[Dataset records]
################
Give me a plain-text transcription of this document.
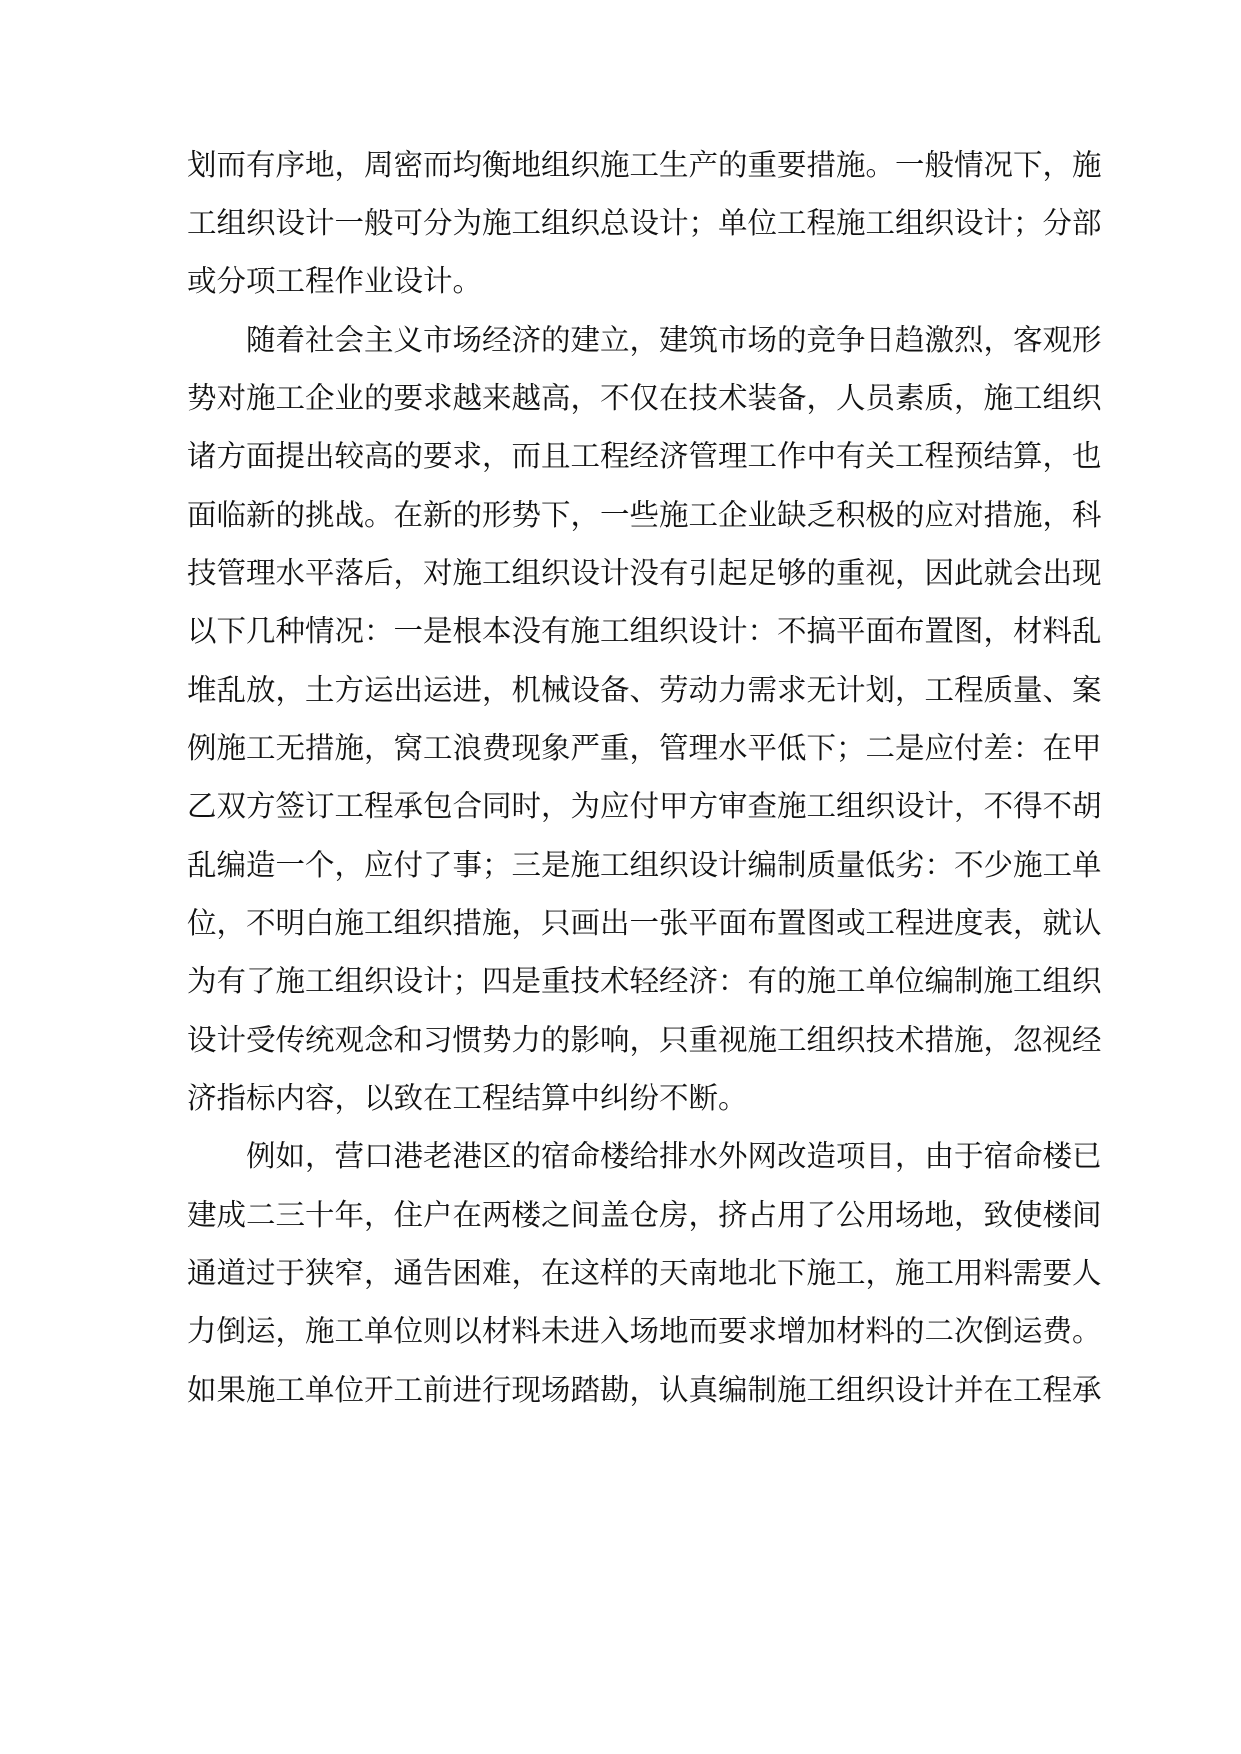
划而有序地，周密而均衡地组织施工生产的重要措施。一般情况下，施

工组织设计一般可分为施工组织总设计；单位工程施工组织设计；分部

或分项工程作业设计。

随着社会主义市场经济的建立，建筑市场的竞争日趋激烈，客观形

势对施工企业的要求越来越高，不仅在技术装备，人员素质，施工组织

诸方面提出较高的要求，而且工程经济管理工作中有关工程预结算，也

面临新的挑战。在新的形势下，一些施工企业缺乏积极的应对措施，科

技管理水平落后，对施工组织设计没有引起足够的重视，因此就会出现

以下几种情况：一是根本没有施工组织设计：不搞平面布置图，材料乱

堆乱放，土方运出运进，机械设备、劳动力需求无计划，工程质量、案

例施工无措施，窝工浪费现象严重，管理水平低下；二是应付差：在甲

乙双方签订工程承包合同时，为应付甲方审查施工组织设计，不得不胡

乱编造一个，应付了事；三是施工组织设计编制质量低劣：不少施工单

位，不明白施工组织措施，只画出一张平面布置图或工程进度表，就认

为有了施工组织设计；四是重技术轻经济：有的施工单位编制施工组织

设计受传统观念和习惯势力的影响，只重视施工组织技术措施，忽视经

济指标内容，以致在工程结算中纠纷不断。

例如，营口港老港区的宿命楼给排水外网改造项目，由于宿命楼已

建成二三十年，住户在两楼之间盖仓房，挤占用了公用场地，致使楼间

通道过于狭窄，通告困难，在这样的天南地北下施工，施工用料需要人

力倒运，施工单位则以材料未进入场地而要求增加材料的二次倒运费。

如果施工单位开工前进行现场踏勘，认真编制施工组织设计并在工程承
################
> **WORK TO DO**:
Each record above should be copied character for character, with pictures dropped.

> **WRITTEN ANSWER**:
Give me a plain-text transcription of this document.
划而有序地，周密而均衡地组织施工生产的重要措施。一般情况下，施

工组织设计一般可分为施工组织总设计；单位工程施工组织设计；分部

或分项工程作业设计。

随着社会主义市场经济的建立，建筑市场的竞争日趋激烈，客观形

势对施工企业的要求越来越高，不仅在技术装备，人员素质，施工组织

诸方面提出较高的要求，而且工程经济管理工作中有关工程预结算，也

面临新的挑战。在新的形势下，一些施工企业缺乏积极的应对措施，科

技管理水平落后，对施工组织设计没有引起足够的重视，因此就会出现

以下几种情况：一是根本没有施工组织设计：不搞平面布置图，材料乱

堆乱放，土方运出运进，机械设备、劳动力需求无计划，工程质量、案

例施工无措施，窝工浪费现象严重，管理水平低下；二是应付差：在甲

乙双方签订工程承包合同时，为应付甲方审查施工组织设计，不得不胡

乱编造一个，应付了事；三是施工组织设计编制质量低劣：不少施工单

位，不明白施工组织措施，只画出一张平面布置图或工程进度表，就认

为有了施工组织设计；四是重技术轻经济：有的施工单位编制施工组织

设计受传统观念和习惯势力的影响，只重视施工组织技术措施，忽视经

济指标内容，以致在工程结算中纠纷不断。

例如，营口港老港区的宿命楼给排水外网改造项目，由于宿命楼已

建成二三十年，住户在两楼之间盖仓房，挤占用了公用场地，致使楼间

通道过于狭窄，通告困难，在这样的天南地北下施工，施工用料需要人

力倒运，施工单位则以材料未进入场地而要求增加材料的二次倒运费。

如果施工单位开工前进行现场踏勘，认真编制施工组织设计并在工程承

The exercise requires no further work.